She staged her own work, Page 27, to great acclaim at Johannesburg’s Market Theatre last year as part of the inaugural Sophie Mgcina Prize for Best Emerging Voice she won at the Naledi Theatre Awards. Page 27 later toured to Amsterdam as part of the 2015 Afrovibes Festival.

The invitation to take up a six-week residency at this prestigious international dance showcase follows Vuyani’s performance of Gregory Maqoma’s work Exit/Exist at the American Dance Festival (ADF) in 2014 – becoming the first African dance company to perform at the event. Maqoma was subsequently invited to take up a residency and mentor students there last year.

Says Maqoma, the Executive Creative Director at Vuyani Dance Theatre (VDT): “During my residency I forged a long-term relationship with the ADF, whereby VDT will send a promising dancer/choreographer each year to experience the festival and be inspired by it. I felt that Lulu was a strong candidate, given the recent success of Page 27 and her recent promotion within the company.”

“Vuyani is about creating such opportunities for dancers to find inspiration in others, and to be challenged and pushed beyond their comfort zones. It is also an opportunity for Lulu to develop choreographic ideas for her new work,” he adds.

He believes it’s vitally important to “throw those you mentor into the deep end” at some stage, enabling them to step up to the plate and innovate as leaders in their own right.

> _Data lines_
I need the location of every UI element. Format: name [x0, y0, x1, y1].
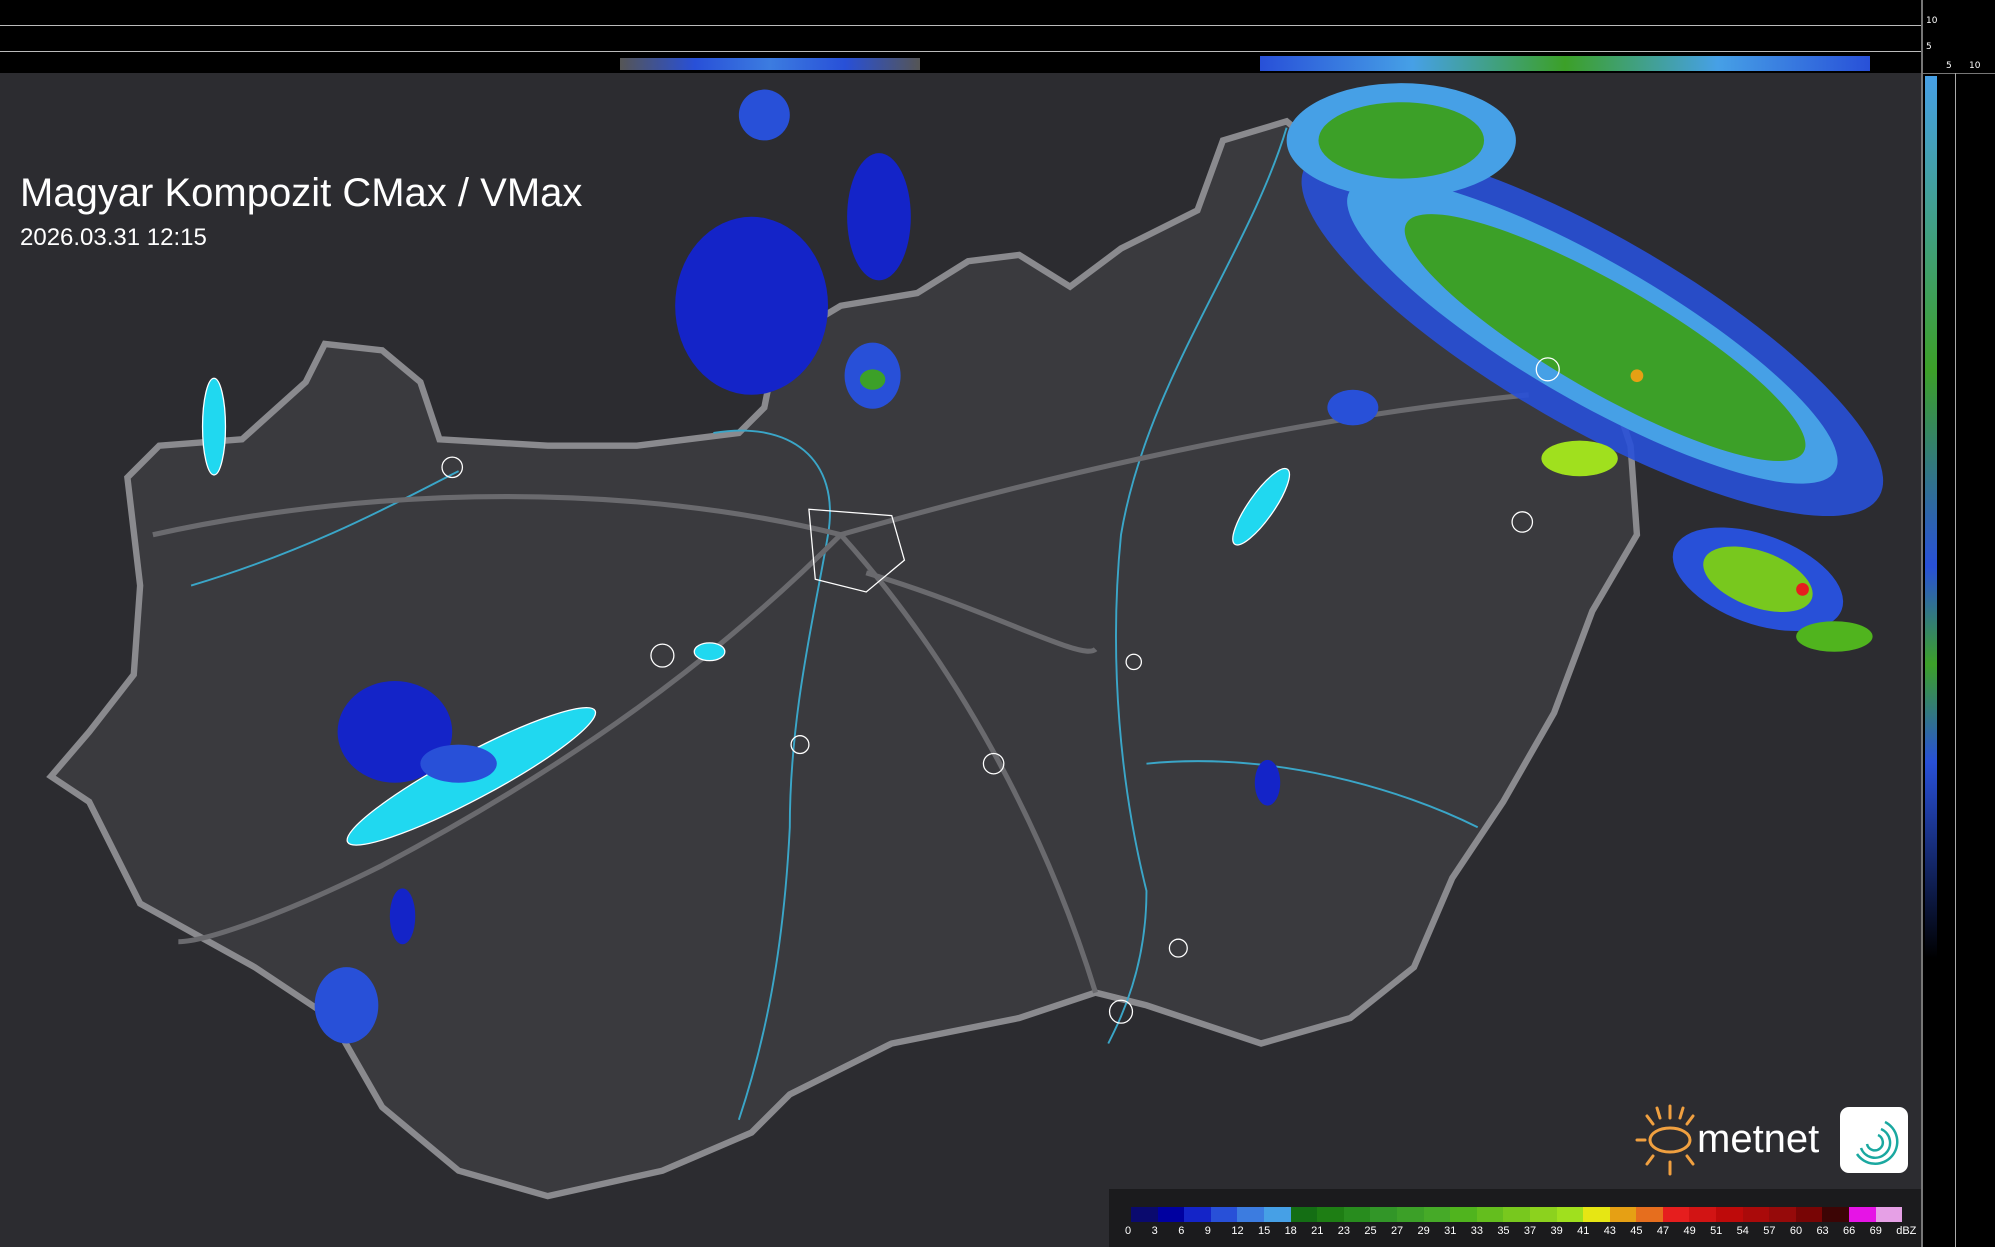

> _Brief A_
Repeat the part of the Vuyani Dance Theatre passage from "He believes it’s" up to and including "their own right.".
> _Brief B_
Answer these questions using the Vuyani Dance Theatre passage:
(i) As part of which event did Page 27 tour to Amsterdam?
(ii) How long is the residency at the international dance showcase?
(iii) Which work did Vuyani perform at the American Dance Festival in 2014?
> _Brief C_
Take the Vuyani Dance Theatre passage further, picking up after its final sentence.
Nothing in the lines above is needed for this work.

> _Exercise output A_
He believes it’s vitally important to “throw those you mentor into the deep end” at some stage, enabling them to step up to the plate and innovate as leaders in their own right.

> _Exercise output B_
(i) The 2015 Afrovibes Festival
(ii) Six weeks
(iii) Gregory Maqoma's Exit/Exist

> _Exercise output C_
Mlangeni will be joining more than 500 modern dance students, teachers, choreographers, performers and scholars from around the world, who will be converging on Durham to participate in the 2016 American Dance Festival.

While in residence, she will be teaching a 45-minute master class for a group of educators who are studying pan-Africanism and black internationalism, while also auditioning for various ensemble and repertory pieces.

“This is not only a great opportunity for me but also a platform for me to grow as a choreographer,” says an excited Mlangeni, whose flights to and from the United States have been sponsored by the National Arts Council. “I believe this will uplift and empower me to reach and exceed my boundaries as a choreographer.”

“This residency is an opportunity to help me work across borders, as I believe we are living in times where integration is important and art is a platform through which social and emotional conflicts can be brought out into the open and made available for public discussion.”